━━━ Given records ━━━
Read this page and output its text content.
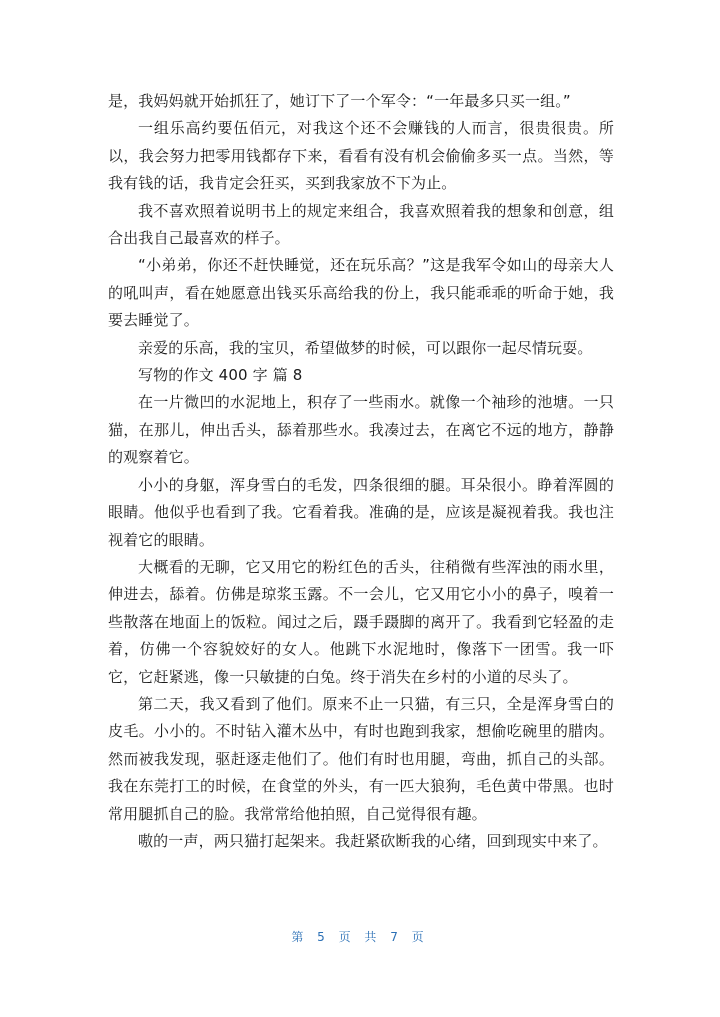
是，我妈妈就开始抓狂了，她订下了一个军令：“一年最多只买一组。”

一组乐高约要伍佰元，对我这个还不会赚钱的人而言，很贵很贵。所以，我会努力把零用钱都存下来，看看有没有机会偷偷多买一点。当然，等我有钱的话，我肯定会狂买，买到我家放不下为止。

我不喜欢照着说明书上的规定来组合，我喜欢照着我的想象和创意，组合出我自己最喜欢的样子。

“小弟弟，你还不赶快睡觉，还在玩乐高？”这是我军令如山的母亲大人的吼叫声，看在她愿意出钱买乐高给我的份上，我只能乖乖的听命于她，我要去睡觉了。

亲爱的乐高，我的宝贝，希望做梦的时候，可以跟你一起尽情玩耍。

写物的作文 400 字 篇 8

在一片微凹的水泥地上，积存了一些雨水。就像一个袖珍的池塘。一只猫，在那儿，伸出舌头，舔着那些水。我凑过去，在离它不远的地方，静静的观察着它。

小小的身躯，浑身雪白的毛发，四条很细的腿。耳朵很小。睁着浑圆的眼睛。他似乎也看到了我。它看着我。准确的是，应该是凝视着我。我也注视着它的眼睛。

大概看的无聊，它又用它的粉红色的舌头，往稍微有些浑浊的雨水里，伸进去，舔着。仿佛是琼浆玉露。不一会儿，它又用它小小的鼻子，嗅着一些散落在地面上的饭粒。闻过之后，蹑手蹑脚的离开了。我看到它轻盈的走着，仿佛一个容貌姣好的女人。他跳下水泥地时，像落下一团雪。我一吓它，它赶紧逃，像一只敏捷的白兔。终于消失在乡村的小道的尽头了。

第二天，我又看到了他们。原来不止一只猫，有三只，全是浑身雪白的皮毛。小小的。不时钻入灌木丛中，有时也跑到我家，想偷吃碗里的腊肉。然而被我发现，驱赶逐走他们了。他们有时也用腿，弯曲，抓自己的头部。我在东莞打工的时候，在食堂的外头，有一匹大狼狗，毛色黄中带黑。也时常用腿抓自己的脸。我常常给他拍照，自己觉得很有趣。

嗷的一声，两只猫打起架来。我赶紧砍断我的心绪，回到现实中来了。

第 5 页 共 7 页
━━━
## [Problem]
Every line of the data should be copied as it stands, without the images.

## [Result]
Read this page and output its text content.
是，我妈妈就开始抓狂了，她订下了一个军令：“一年最多只买一组。”

一组乐高约要伍佰元，对我这个还不会赚钱的人而言，很贵很贵。所以，我会努力把零用钱都存下来，看看有没有机会偷偷多买一点。当然，等我有钱的话，我肯定会狂买，买到我家放不下为止。

我不喜欢照着说明书上的规定来组合，我喜欢照着我的想象和创意，组合出我自己最喜欢的样子。

“小弟弟，你还不赶快睡觉，还在玩乐高？”这是我军令如山的母亲大人的吼叫声，看在她愿意出钱买乐高给我的份上，我只能乖乖的听命于她，我要去睡觉了。

亲爱的乐高，我的宝贝，希望做梦的时候，可以跟你一起尽情玩耍。

写物的作文 400 字 篇 8

在一片微凹的水泥地上，积存了一些雨水。就像一个袖珍的池塘。一只猫，在那儿，伸出舌头，舔着那些水。我凑过去，在离它不远的地方，静静的观察着它。

小小的身躯，浑身雪白的毛发，四条很细的腿。耳朵很小。睁着浑圆的眼睛。他似乎也看到了我。它看着我。准确的是，应该是凝视着我。我也注视着它的眼睛。

大概看的无聊，它又用它的粉红色的舌头，往稍微有些浑浊的雨水里，伸进去，舔着。仿佛是琼浆玉露。不一会儿，它又用它小小的鼻子，嗅着一些散落在地面上的饭粒。闻过之后，蹑手蹑脚的离开了。我看到它轻盈的走着，仿佛一个容貌姣好的女人。他跳下水泥地时，像落下一团雪。我一吓它，它赶紧逃，像一只敏捷的白兔。终于消失在乡村的小道的尽头了。

第二天，我又看到了他们。原来不止一只猫，有三只，全是浑身雪白的皮毛。小小的。不时钻入灌木丛中，有时也跑到我家，想偷吃碗里的腊肉。然而被我发现，驱赶逐走他们了。他们有时也用腿，弯曲，抓自己的头部。我在东莞打工的时候，在食堂的外头，有一匹大狼狗，毛色黄中带黑。也时常用腿抓自己的脸。我常常给他拍照，自己觉得很有趣。

嗷的一声，两只猫打起架来。我赶紧砍断我的心绪，回到现实中来了。

第 5 页 共 7 页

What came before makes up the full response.